TASK STATEMENT.
Tally the lines with the word "JSON" and report the number alone.

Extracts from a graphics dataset
** start **

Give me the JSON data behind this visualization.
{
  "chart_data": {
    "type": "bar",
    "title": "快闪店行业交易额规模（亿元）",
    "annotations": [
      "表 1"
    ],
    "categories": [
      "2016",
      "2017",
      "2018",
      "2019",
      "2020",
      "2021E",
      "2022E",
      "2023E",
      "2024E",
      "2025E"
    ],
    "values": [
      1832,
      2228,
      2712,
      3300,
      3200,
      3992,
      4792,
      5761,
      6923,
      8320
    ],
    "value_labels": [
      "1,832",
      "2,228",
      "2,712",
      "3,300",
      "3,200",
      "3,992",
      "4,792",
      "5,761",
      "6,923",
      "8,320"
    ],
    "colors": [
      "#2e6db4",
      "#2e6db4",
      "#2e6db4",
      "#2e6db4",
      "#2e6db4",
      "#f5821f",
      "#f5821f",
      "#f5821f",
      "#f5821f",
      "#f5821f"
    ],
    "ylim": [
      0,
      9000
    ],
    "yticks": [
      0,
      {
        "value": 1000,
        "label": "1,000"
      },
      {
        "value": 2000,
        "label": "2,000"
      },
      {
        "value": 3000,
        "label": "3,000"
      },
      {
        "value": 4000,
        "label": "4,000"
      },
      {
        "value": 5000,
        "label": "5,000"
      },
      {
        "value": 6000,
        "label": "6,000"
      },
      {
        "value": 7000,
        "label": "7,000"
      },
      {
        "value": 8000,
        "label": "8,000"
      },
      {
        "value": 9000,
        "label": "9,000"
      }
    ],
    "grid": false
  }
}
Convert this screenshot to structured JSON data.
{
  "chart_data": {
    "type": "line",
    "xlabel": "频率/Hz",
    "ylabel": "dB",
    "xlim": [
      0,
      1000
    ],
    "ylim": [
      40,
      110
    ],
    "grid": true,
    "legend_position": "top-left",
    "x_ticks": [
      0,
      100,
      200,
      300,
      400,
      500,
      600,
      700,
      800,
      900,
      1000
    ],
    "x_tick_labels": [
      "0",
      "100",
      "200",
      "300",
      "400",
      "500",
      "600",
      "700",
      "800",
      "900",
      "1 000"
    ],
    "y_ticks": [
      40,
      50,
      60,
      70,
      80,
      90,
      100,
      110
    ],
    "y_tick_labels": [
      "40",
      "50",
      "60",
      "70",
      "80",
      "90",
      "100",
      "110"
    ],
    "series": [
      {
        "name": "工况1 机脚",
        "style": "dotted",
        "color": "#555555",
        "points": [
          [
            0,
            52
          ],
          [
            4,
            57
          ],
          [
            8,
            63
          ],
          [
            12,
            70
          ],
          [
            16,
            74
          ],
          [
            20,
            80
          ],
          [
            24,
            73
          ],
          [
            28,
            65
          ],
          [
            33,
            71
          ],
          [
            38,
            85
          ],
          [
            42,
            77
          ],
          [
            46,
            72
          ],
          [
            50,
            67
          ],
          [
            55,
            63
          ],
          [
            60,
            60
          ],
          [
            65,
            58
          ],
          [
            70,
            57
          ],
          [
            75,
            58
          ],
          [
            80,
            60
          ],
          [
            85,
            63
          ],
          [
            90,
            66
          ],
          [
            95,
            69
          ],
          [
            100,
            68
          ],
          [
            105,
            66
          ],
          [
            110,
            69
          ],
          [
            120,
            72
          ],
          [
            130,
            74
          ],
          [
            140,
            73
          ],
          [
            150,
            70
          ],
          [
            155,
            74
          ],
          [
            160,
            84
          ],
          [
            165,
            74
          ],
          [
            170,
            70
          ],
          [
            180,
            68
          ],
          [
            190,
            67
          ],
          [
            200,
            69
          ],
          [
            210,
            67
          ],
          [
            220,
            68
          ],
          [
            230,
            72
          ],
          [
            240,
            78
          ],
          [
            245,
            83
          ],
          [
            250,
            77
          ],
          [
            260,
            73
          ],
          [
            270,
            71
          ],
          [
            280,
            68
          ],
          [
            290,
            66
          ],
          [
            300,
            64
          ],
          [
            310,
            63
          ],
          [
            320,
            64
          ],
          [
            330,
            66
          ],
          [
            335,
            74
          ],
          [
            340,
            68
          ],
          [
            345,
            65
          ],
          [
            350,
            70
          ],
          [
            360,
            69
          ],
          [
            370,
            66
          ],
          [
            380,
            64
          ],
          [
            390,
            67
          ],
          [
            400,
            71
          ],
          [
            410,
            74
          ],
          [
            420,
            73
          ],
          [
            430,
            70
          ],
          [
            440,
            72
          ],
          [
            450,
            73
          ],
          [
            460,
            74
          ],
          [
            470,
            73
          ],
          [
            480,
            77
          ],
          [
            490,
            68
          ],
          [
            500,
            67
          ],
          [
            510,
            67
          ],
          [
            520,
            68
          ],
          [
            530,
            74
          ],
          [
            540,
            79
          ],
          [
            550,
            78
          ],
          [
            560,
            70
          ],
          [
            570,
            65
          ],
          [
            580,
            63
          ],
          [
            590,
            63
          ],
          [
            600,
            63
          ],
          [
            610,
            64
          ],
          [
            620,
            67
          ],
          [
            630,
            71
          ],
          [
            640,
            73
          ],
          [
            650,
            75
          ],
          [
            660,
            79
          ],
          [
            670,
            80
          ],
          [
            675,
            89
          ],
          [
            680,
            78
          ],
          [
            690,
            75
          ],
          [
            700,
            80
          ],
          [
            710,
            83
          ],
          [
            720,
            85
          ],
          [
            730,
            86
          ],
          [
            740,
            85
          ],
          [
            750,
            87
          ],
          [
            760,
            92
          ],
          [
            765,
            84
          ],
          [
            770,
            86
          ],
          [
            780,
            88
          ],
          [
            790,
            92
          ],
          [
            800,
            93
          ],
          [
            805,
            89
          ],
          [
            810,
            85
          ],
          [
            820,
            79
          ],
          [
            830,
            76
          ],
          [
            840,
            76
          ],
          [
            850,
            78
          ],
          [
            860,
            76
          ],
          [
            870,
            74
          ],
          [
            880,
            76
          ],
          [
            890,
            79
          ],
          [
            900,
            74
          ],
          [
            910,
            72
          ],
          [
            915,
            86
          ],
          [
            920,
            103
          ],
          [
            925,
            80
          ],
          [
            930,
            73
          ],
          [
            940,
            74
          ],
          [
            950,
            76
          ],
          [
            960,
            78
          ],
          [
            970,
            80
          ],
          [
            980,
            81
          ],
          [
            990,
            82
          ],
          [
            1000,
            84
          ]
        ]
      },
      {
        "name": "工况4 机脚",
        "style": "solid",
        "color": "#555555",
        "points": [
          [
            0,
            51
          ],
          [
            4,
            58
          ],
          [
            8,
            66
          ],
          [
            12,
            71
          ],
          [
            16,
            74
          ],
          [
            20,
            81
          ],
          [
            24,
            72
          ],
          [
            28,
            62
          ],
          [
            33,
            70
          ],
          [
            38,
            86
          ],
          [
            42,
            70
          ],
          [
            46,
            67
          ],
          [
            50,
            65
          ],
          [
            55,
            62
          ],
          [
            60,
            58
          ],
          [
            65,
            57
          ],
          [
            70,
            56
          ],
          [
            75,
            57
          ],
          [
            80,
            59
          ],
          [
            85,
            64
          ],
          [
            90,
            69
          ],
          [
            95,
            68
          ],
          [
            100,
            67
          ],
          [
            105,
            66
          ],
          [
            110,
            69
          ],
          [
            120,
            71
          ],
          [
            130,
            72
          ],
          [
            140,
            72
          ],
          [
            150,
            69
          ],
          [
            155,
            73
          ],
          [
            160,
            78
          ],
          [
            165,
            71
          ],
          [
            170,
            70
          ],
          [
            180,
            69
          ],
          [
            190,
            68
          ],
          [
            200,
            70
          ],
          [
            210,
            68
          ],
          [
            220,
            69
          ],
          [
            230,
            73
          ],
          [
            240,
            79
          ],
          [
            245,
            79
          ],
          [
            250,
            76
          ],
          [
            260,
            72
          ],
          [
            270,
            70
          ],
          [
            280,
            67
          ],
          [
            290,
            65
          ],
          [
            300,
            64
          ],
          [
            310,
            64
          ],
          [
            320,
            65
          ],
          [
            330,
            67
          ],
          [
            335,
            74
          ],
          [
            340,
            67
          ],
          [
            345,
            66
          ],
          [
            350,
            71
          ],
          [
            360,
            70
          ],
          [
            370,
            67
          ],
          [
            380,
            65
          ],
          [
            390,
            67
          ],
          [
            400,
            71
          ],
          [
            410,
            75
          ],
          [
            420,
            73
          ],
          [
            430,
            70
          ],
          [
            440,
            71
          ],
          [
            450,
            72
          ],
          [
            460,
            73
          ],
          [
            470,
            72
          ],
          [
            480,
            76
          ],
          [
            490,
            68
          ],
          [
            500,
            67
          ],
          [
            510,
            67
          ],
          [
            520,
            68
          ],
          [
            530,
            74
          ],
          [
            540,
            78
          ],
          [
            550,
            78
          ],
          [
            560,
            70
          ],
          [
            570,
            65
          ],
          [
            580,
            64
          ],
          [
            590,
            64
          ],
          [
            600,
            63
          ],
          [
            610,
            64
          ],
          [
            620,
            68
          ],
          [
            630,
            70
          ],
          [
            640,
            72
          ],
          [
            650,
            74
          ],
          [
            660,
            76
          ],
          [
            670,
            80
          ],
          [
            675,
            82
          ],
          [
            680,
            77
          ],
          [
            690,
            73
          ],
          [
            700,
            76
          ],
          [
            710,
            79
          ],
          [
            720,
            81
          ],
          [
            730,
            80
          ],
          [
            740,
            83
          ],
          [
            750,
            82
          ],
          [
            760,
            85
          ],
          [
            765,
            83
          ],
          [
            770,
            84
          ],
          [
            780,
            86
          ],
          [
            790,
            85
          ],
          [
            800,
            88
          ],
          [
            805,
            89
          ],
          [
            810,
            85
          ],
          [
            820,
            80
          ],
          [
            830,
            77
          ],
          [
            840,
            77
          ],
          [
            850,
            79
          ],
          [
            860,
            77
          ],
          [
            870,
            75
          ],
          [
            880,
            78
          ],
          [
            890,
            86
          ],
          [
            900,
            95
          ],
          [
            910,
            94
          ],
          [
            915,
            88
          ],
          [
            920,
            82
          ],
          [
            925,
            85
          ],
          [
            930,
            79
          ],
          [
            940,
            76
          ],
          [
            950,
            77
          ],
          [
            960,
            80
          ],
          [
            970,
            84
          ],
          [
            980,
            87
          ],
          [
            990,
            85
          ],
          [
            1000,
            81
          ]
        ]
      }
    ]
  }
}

** end **

SOLUTION TO THIS TASK.
2